:: To do ::
State the number of lines in these records that include the word "this", and add nothing to it.

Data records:
☆ ☆ ☆ ☆ ☆

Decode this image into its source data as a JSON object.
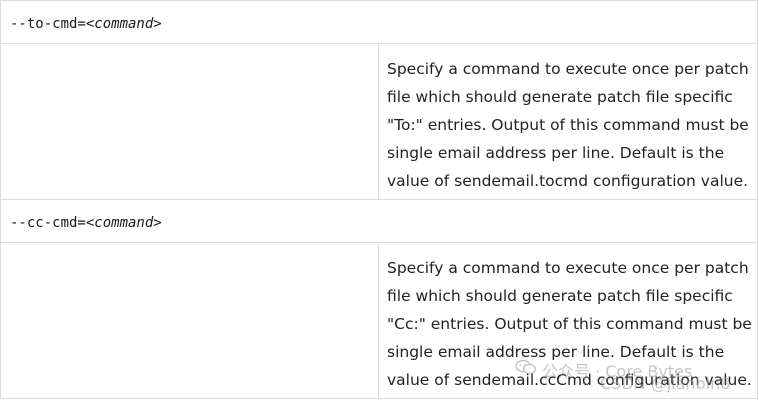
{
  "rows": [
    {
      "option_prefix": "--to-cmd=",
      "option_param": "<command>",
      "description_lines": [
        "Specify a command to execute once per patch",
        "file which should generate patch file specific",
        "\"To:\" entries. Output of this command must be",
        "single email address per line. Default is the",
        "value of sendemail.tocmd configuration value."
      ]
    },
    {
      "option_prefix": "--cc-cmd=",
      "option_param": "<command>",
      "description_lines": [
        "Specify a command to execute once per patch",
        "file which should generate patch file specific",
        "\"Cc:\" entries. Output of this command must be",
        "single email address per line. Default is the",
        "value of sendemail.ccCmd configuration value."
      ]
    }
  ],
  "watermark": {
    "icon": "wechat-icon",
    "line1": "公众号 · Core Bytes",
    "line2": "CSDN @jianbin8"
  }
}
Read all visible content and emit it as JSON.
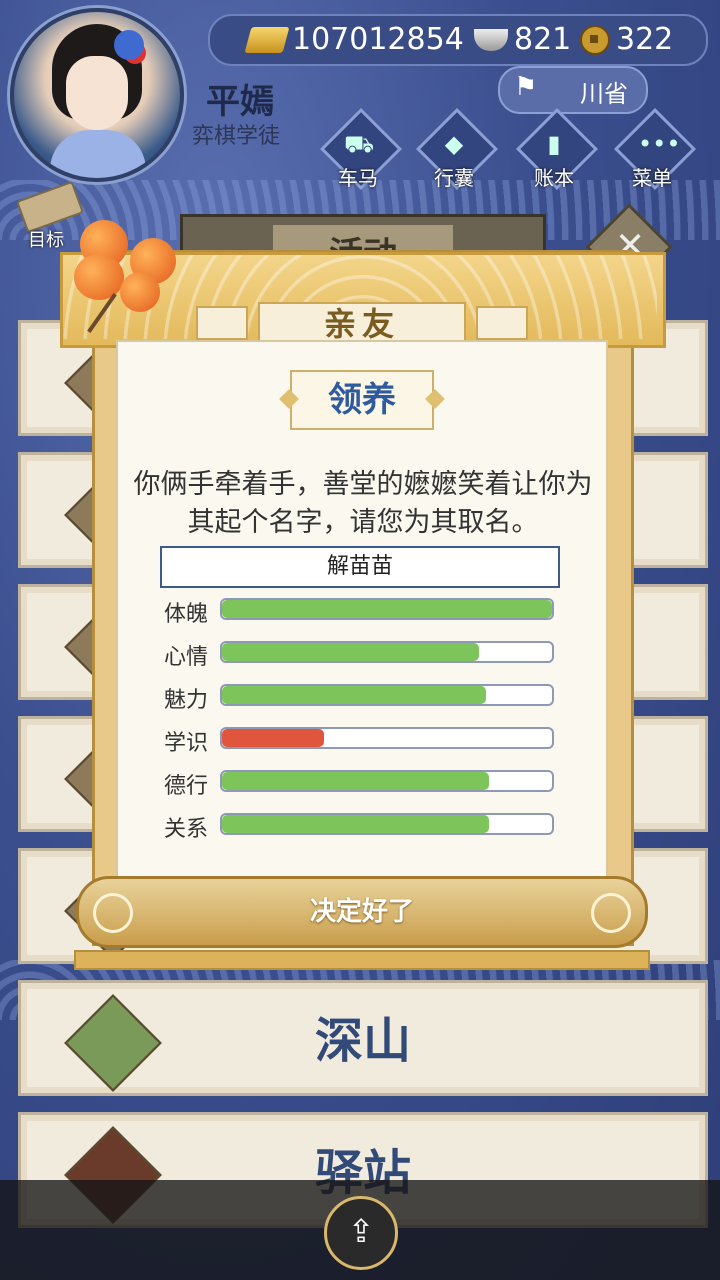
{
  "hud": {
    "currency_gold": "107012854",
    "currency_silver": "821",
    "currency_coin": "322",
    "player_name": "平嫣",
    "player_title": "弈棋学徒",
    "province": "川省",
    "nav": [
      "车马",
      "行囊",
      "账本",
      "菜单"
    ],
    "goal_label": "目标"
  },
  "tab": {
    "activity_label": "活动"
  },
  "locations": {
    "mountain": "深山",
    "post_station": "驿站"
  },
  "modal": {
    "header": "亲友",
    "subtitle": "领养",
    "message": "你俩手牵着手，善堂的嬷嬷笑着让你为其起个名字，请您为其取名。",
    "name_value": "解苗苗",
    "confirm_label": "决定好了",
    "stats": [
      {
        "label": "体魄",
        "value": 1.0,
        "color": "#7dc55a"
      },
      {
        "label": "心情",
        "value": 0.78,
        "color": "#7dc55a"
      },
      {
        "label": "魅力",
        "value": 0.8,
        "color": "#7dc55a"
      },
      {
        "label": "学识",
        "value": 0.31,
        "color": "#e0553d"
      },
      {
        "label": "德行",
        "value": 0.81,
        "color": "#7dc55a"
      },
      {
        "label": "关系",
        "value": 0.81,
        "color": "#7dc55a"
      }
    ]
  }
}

☆ ☆ ☆ ☆ ☆

:: Response ::
3